Search the listing below for the string "principale" and show each line that contains it.

INPUT MATERIAL:
....
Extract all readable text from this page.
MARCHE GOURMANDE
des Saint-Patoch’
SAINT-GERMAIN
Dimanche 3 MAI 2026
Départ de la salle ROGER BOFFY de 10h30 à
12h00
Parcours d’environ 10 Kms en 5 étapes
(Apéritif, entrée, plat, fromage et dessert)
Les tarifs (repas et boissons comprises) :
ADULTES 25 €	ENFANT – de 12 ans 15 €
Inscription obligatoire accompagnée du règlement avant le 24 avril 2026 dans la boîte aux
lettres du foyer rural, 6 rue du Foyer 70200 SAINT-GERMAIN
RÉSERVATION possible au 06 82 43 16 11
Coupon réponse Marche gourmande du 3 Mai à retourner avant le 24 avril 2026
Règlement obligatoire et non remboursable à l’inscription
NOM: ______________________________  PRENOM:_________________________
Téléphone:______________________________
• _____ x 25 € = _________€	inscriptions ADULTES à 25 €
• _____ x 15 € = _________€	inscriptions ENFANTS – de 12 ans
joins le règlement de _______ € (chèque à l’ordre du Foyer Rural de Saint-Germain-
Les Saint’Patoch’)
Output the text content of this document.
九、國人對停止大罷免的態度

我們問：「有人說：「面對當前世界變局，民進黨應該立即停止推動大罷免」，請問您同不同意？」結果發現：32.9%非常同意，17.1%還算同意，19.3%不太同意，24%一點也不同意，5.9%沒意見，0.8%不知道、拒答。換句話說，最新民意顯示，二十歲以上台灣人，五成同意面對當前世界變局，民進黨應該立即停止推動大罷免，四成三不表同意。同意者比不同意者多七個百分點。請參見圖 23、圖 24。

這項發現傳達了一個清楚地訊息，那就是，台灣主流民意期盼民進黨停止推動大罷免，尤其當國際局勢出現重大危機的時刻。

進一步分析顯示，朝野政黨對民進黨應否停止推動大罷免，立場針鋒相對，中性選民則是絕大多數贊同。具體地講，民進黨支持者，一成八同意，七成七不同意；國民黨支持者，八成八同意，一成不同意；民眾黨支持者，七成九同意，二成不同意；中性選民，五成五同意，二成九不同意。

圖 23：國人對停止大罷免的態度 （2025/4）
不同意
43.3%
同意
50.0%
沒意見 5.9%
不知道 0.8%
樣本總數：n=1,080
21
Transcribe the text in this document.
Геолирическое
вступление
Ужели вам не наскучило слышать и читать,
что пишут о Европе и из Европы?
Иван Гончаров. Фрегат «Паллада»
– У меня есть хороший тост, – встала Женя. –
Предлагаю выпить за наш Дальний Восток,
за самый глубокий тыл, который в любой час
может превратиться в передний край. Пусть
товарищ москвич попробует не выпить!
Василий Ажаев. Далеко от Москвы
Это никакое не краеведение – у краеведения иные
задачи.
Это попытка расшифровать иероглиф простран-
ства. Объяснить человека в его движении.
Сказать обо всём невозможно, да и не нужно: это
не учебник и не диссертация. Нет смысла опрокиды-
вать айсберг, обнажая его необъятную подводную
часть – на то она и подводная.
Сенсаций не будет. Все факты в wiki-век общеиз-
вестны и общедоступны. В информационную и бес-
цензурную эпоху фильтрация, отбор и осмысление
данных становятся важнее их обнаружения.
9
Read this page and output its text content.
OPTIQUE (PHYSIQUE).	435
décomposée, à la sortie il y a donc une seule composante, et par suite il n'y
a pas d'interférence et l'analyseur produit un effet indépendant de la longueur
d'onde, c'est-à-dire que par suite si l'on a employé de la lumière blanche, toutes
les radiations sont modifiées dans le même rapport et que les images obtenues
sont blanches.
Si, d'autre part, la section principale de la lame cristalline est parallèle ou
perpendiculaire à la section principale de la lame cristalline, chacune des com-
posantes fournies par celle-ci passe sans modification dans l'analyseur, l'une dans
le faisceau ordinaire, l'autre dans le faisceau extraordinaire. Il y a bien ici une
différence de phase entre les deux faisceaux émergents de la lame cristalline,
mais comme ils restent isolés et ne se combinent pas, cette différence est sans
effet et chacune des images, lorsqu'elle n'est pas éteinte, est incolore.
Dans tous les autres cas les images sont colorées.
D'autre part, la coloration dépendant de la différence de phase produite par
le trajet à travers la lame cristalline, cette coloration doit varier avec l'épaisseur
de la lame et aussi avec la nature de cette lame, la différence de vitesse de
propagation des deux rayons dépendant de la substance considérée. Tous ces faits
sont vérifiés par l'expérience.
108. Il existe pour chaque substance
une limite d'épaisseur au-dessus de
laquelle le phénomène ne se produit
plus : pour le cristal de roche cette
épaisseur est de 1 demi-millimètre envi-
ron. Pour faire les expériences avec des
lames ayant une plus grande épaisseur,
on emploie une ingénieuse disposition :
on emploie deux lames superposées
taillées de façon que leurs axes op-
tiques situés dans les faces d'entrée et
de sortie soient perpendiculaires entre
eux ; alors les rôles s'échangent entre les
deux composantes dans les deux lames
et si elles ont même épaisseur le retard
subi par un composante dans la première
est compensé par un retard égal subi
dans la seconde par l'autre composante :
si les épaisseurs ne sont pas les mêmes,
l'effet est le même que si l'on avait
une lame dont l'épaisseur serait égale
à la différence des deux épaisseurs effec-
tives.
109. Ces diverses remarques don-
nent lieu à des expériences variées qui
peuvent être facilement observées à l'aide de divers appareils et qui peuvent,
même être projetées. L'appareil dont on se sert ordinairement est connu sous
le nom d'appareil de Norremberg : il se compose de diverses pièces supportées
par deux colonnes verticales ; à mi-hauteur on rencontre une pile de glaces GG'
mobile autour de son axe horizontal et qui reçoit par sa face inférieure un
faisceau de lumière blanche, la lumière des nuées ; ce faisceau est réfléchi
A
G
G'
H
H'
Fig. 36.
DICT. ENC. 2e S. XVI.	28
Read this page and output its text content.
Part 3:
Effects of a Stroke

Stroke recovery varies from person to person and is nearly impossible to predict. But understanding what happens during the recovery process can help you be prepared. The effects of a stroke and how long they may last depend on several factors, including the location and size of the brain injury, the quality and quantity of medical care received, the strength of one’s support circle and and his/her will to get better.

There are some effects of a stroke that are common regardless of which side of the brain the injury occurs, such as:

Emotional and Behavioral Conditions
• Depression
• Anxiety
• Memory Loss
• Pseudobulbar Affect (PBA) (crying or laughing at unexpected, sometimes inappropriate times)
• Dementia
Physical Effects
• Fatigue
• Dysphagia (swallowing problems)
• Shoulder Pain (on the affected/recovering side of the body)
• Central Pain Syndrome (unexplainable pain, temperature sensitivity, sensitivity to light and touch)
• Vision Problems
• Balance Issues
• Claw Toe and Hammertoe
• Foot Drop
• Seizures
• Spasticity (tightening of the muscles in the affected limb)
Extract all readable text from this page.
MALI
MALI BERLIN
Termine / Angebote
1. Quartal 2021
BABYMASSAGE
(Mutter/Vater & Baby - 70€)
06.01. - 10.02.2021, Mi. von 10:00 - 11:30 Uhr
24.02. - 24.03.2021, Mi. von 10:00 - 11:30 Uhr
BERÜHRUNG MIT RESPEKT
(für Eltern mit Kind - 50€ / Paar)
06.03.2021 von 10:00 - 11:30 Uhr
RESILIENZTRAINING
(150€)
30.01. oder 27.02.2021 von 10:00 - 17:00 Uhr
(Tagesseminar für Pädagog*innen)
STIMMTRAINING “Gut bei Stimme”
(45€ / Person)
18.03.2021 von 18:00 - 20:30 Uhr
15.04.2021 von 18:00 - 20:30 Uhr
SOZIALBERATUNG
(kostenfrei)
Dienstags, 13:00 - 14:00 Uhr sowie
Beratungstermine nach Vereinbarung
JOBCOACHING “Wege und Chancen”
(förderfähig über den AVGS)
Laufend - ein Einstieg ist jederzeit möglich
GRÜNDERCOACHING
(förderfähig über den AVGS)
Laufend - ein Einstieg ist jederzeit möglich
....
EXERCISE SOLUTION:
Si, d'autre part, la section principale de la lame cristalline est parallèle ou
perpendiculaire à la section principale de la lame cristalline, chacune des com-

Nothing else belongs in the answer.